> Work to do: Return the records word for word. Any pictures in them are not part of the copy.

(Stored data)
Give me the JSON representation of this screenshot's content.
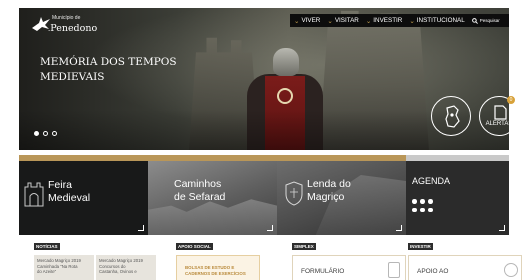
{
  "header": {
    "logo_small": "Município de",
    "logo_name": "Penedono",
    "nav": [
      {
        "label": "VIVER"
      },
      {
        "label": "VISITAR"
      },
      {
        "label": "INVESTIR"
      },
      {
        "label": "INSTITUCIONAL"
      }
    ],
    "search_label": "Pesquisar"
  },
  "hero": {
    "title_line1": "MEMÓRIA DOS TEMPOS",
    "title_line2": "MEDIEVAIS",
    "slides": 3,
    "active_slide": 1,
    "alert_label": "ALERTAS",
    "alert_count": "0"
  },
  "tiles": [
    {
      "line1": "Feira",
      "line2": "Medieval"
    },
    {
      "line1": "Caminhos",
      "line2": "de Sefarad"
    },
    {
      "line1": "Lenda do",
      "line2": "Magriço"
    },
    {
      "line1": "AGENDA",
      "line2": ""
    }
  ],
  "sections": {
    "news_label": "NOTÍCIAS",
    "news": [
      {
        "line1": "Mercado Magriço 2019",
        "line2": "Caminhada \"Na Rota",
        "line3": "do Azeite\""
      },
      {
        "line1": "Mercado Magriço 2019",
        "line2": "Concursos do",
        "line3": "Castanha, Ovinos e"
      }
    ],
    "social_label": "APOIO SOCIAL",
    "social_card_line1": "BOLSAS DE ESTUDO E",
    "social_card_line2": "CADERNOS DE EXERCÍCIOS",
    "simplex_label": "SIMPLEX",
    "simplex_card": "FORMULÁRIO",
    "investir_label": "INVESTIR",
    "investir_card": "APOIO AO"
  },
  "colors": {
    "accent_gold": "#b99658",
    "nav_chevron": "#c9a34f",
    "dark": "#181919"
  }
}
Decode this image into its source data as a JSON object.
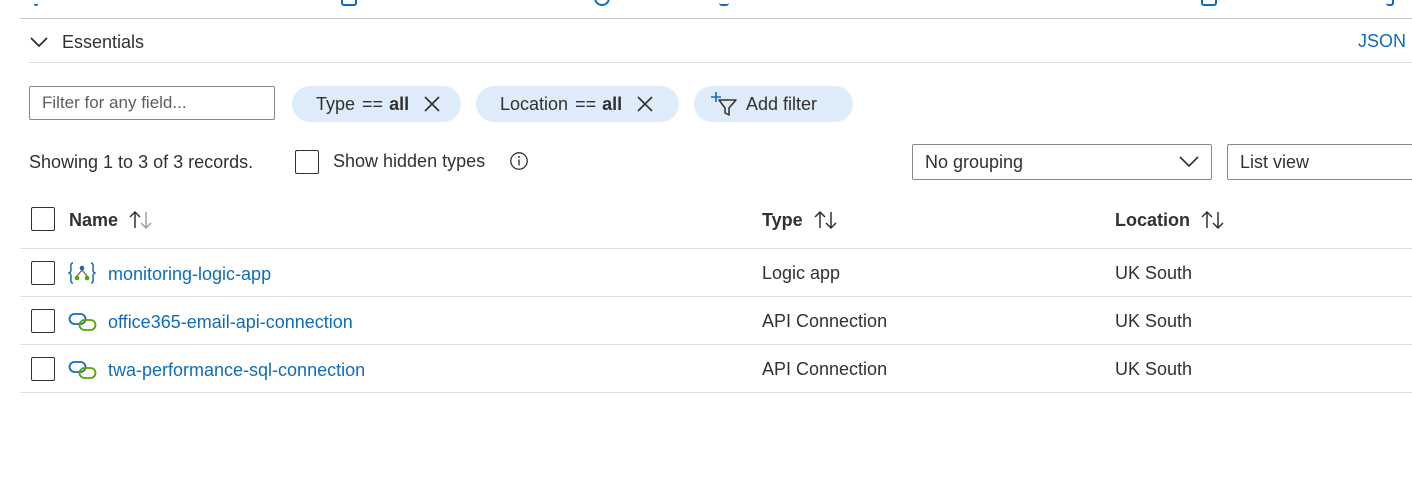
{
  "essentials": {
    "label": "Essentials",
    "json_link": "JSON"
  },
  "filters": {
    "placeholder": "Filter for any field...",
    "pills": [
      {
        "field": "Type",
        "operator": "==",
        "value": "all"
      },
      {
        "field": "Location",
        "operator": "==",
        "value": "all"
      }
    ],
    "add_filter": "Add filter"
  },
  "toolbar": {
    "showing": "Showing 1 to 3 of 3 records.",
    "show_hidden_types": "Show hidden types",
    "grouping": "No grouping",
    "view": "List view"
  },
  "table": {
    "columns": [
      "Name",
      "Type",
      "Location"
    ],
    "rows": [
      {
        "name": "monitoring-logic-app",
        "type": "Logic app",
        "location": "UK South",
        "icon": "logic-app-icon"
      },
      {
        "name": "office365-email-api-connection",
        "type": "API Connection",
        "location": "UK South",
        "icon": "api-connection-icon"
      },
      {
        "name": "twa-performance-sql-connection",
        "type": "API Connection",
        "location": "UK South",
        "icon": "api-connection-icon"
      }
    ]
  },
  "colors": {
    "link": "#0f6cbd",
    "pill_bg": "#deecf9",
    "text": "#323130",
    "border": "#8a8886"
  }
}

> Output of the exercise:
Give me the JSON representation of this screenshot's content.
{
  "header": {
    "logo_small": "Município de",
    "logo_name": "Penedono",
    "nav": [
      {
        "label": "VIVER"
      },
      {
        "label": "VISITAR"
      },
      {
        "label": "INVESTIR"
      },
      {
        "label": "INSTITUCIONAL"
      }
    ],
    "search_label": "Pesquisar"
  },
  "hero": {
    "title_line1": "MEMÓRIA DOS TEMPOS",
    "title_line2": "MEDIEVAIS",
    "slides": 3,
    "active_slide": 1,
    "alert_label": "ALERTAS",
    "alert_count": "0"
  },
  "tiles": [
    {
      "line1": "Feira",
      "line2": "Medieval"
    },
    {
      "line1": "Caminhos",
      "line2": "de Sefarad"
    },
    {
      "line1": "Lenda do",
      "line2": "Magriço"
    },
    {
      "line1": "AGENDA",
      "line2": ""
    }
  ],
  "sections": {
    "news_label": "NOTÍCIAS",
    "news": [
      {
        "line1": "Mercado Magriço 2019",
        "line2": "Caminhada \"Na Rota",
        "line3": "do Azeite\""
      },
      {
        "line1": "Mercado Magriço 2019",
        "line2": "Concursos do",
        "line3": "Castanha, Ovinos e"
      }
    ],
    "social_label": "APOIO SOCIAL",
    "social_card_line1": "BOLSAS DE ESTUDO E",
    "social_card_line2": "CADERNOS DE EXERCÍCIOS",
    "simplex_label": "SIMPLEX",
    "simplex_card": "FORMULÁRIO",
    "investir_label": "INVESTIR",
    "investir_card": "APOIO AO"
  },
  "colors": {
    "accent_gold": "#b99658",
    "nav_chevron": "#c9a34f",
    "dark": "#181919"
  }
}
Decode this image into its source data as a JSON object.
{
  "essentials": {
    "label": "Essentials",
    "json_link": "JSON"
  },
  "filters": {
    "placeholder": "Filter for any field...",
    "pills": [
      {
        "field": "Type",
        "operator": "==",
        "value": "all"
      },
      {
        "field": "Location",
        "operator": "==",
        "value": "all"
      }
    ],
    "add_filter": "Add filter"
  },
  "toolbar": {
    "showing": "Showing 1 to 3 of 3 records.",
    "show_hidden_types": "Show hidden types",
    "grouping": "No grouping",
    "view": "List view"
  },
  "table": {
    "columns": [
      "Name",
      "Type",
      "Location"
    ],
    "rows": [
      {
        "name": "monitoring-logic-app",
        "type": "Logic app",
        "location": "UK South",
        "icon": "logic-app-icon"
      },
      {
        "name": "office365-email-api-connection",
        "type": "API Connection",
        "location": "UK South",
        "icon": "api-connection-icon"
      },
      {
        "name": "twa-performance-sql-connection",
        "type": "API Connection",
        "location": "UK South",
        "icon": "api-connection-icon"
      }
    ]
  },
  "colors": {
    "link": "#0f6cbd",
    "pill_bg": "#deecf9",
    "text": "#323130",
    "border": "#8a8886"
  }
}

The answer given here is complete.